BEGIN STUDY TEXT
KatharinaSchmid
commented
2 years ago Hi Xia,
thanks for your feedback. I am worried that our tool will probably not work for scATACseq data. I don't have much experience with scATACseq, so I am not sure if our distribution assumptions hold, e.g. that the counts follow a negative binomial distribution for each peak and that the mean distribution over all peaks can be modelled by a combination of two gamma distributions. Because of this, I would recommend you to not use our tool for scATACseq data, only for scRNAseq data. Sorry, we know that it would be valuable extension, but I assume that adaptions are necessary.
I am still surprised that you run into memory issues, because for scRNAseq I had always very low requirements. The most space should be taken by the dataset itself, downstream you need only two numeric parameters per gene. But maybe this is caused by problems during the fitting, because the distributions do not work for scATACseq data.
Best regards, Katharina
Hi Katharina,
Thanks for the great method.
I tried to generate priors following your manual and stuck at the nbinom.estimation() step. I already set 'poscounts' and seems invalid. Maybe my data is too spare?
Besides, my dataset is actually scATAC and super large - so I subset the data by one chromosome to try - about 16,000 peaks whose number is comparable to gene number when using rna data, though cell number is stll large. Even doing this, my program is often killed by system due to out of memory. Seems like I need to require >300G memory to run with the big count matrix.
I am wondering if you have any suggestions to resolve these problems.
Thanks, Xia
END STUDY TEXT
BEGIN RAW DATA
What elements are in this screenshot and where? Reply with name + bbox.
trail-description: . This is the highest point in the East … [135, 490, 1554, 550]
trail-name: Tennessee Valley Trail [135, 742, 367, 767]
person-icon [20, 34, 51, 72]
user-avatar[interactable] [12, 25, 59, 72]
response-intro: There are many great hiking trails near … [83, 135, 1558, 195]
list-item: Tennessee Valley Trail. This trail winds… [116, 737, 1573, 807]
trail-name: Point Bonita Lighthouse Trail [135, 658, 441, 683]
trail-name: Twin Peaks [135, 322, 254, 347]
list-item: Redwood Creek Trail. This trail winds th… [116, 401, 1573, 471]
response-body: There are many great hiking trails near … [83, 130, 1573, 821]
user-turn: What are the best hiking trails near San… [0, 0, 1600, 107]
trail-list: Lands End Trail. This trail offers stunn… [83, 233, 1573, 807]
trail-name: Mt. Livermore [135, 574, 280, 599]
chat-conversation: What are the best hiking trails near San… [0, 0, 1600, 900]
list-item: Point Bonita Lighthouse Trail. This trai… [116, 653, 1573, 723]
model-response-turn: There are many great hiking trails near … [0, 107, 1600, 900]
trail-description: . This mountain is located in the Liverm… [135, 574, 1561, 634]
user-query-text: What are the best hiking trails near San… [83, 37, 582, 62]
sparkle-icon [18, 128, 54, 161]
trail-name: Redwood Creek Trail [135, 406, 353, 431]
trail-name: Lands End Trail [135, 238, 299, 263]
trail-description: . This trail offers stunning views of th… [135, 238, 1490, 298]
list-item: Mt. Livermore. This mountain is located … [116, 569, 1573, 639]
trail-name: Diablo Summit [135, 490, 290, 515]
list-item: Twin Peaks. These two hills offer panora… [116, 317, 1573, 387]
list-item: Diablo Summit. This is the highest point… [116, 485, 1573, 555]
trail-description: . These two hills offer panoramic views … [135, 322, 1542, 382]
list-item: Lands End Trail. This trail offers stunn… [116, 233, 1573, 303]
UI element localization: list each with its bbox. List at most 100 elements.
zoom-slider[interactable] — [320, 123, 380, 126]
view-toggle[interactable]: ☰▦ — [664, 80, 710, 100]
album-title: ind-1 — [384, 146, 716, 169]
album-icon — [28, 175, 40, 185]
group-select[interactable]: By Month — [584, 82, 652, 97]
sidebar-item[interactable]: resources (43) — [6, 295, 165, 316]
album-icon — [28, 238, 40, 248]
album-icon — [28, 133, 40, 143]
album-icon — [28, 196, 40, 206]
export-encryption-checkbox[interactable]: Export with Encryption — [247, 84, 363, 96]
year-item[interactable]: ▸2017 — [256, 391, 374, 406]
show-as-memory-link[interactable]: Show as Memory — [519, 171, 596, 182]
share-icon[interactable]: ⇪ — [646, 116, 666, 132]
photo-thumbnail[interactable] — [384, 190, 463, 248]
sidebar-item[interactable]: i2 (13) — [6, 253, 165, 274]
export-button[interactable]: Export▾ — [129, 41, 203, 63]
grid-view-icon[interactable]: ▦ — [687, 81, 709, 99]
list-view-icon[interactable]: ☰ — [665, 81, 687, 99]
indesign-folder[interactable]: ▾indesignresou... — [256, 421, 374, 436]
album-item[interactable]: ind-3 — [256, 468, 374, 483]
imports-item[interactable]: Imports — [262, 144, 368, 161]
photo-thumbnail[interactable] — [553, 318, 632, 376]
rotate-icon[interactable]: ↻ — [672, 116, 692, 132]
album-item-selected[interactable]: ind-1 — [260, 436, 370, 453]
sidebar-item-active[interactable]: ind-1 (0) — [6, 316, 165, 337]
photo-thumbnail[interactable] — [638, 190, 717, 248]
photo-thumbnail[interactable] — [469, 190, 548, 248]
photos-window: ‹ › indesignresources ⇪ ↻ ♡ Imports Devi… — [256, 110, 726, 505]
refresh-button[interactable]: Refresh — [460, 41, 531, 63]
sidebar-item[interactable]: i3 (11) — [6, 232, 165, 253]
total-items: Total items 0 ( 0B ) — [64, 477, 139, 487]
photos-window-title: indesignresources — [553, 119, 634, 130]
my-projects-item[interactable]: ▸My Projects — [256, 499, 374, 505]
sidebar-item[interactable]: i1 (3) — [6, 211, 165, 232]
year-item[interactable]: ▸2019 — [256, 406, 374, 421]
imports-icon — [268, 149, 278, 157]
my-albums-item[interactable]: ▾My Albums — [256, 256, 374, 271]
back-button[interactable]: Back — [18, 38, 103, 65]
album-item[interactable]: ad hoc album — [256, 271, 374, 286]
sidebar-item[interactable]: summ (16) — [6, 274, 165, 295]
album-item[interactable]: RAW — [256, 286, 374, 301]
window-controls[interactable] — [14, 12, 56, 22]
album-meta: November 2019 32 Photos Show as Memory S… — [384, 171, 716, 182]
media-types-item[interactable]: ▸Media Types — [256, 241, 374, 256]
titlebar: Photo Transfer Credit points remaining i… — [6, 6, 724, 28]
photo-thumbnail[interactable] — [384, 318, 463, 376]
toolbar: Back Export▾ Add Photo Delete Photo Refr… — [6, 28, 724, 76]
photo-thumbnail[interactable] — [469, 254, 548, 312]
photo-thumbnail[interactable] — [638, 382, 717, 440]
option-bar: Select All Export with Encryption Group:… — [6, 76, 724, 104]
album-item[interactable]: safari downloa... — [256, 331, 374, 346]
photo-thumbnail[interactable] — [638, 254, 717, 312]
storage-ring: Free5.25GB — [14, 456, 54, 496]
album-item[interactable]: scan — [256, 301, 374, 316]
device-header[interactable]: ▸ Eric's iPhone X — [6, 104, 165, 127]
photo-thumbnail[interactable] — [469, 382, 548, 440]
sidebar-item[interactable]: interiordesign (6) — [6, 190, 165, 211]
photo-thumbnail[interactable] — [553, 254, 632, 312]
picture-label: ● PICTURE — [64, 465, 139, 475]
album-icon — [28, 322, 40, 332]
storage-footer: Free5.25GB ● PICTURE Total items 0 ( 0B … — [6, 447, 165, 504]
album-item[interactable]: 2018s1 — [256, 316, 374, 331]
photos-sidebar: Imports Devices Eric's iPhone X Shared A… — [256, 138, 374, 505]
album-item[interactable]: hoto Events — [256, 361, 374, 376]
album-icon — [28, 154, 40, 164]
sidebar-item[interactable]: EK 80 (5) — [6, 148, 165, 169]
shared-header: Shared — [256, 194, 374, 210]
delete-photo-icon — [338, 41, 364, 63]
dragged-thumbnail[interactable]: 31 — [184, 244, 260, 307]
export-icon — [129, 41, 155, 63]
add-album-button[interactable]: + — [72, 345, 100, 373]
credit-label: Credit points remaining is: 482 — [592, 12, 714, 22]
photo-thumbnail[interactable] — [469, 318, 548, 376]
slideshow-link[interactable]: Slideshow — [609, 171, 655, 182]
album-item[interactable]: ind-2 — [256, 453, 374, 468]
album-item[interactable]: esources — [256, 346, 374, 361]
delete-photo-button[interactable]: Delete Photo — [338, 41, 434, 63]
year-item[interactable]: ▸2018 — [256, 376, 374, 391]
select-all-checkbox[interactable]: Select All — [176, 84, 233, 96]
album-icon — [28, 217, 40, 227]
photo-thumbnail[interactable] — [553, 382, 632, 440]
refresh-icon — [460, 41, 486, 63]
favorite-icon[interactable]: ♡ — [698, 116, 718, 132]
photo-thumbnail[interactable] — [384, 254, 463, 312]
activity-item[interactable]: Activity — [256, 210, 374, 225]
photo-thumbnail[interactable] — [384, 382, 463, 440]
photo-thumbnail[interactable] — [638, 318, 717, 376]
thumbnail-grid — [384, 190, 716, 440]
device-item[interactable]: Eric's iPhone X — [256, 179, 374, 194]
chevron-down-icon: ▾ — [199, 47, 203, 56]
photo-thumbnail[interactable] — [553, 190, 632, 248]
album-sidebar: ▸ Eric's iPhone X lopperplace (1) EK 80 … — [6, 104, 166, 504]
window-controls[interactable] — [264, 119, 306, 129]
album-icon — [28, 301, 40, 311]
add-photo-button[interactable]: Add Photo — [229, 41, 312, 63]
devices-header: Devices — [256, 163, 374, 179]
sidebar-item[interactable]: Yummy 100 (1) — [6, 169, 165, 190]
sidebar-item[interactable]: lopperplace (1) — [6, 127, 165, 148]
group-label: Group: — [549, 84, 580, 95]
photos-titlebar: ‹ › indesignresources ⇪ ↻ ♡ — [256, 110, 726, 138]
END RAW DATA
WHAT YOU WILL DO: In the forum thread, condense the paragraph beginning "I am still surprised that you run into memory issues" into a short bulleted list that keeps its main facts.

YOUR SOLUTION:
- The memory issues are surprising, since scRNAseq data always had very low requirements.
- Most of the space should be taken by the dataset itself; downstream, only two numeric parameters per gene are needed.
- The issue may come from problems during fitting, because the distributions do not work for scATACseq data.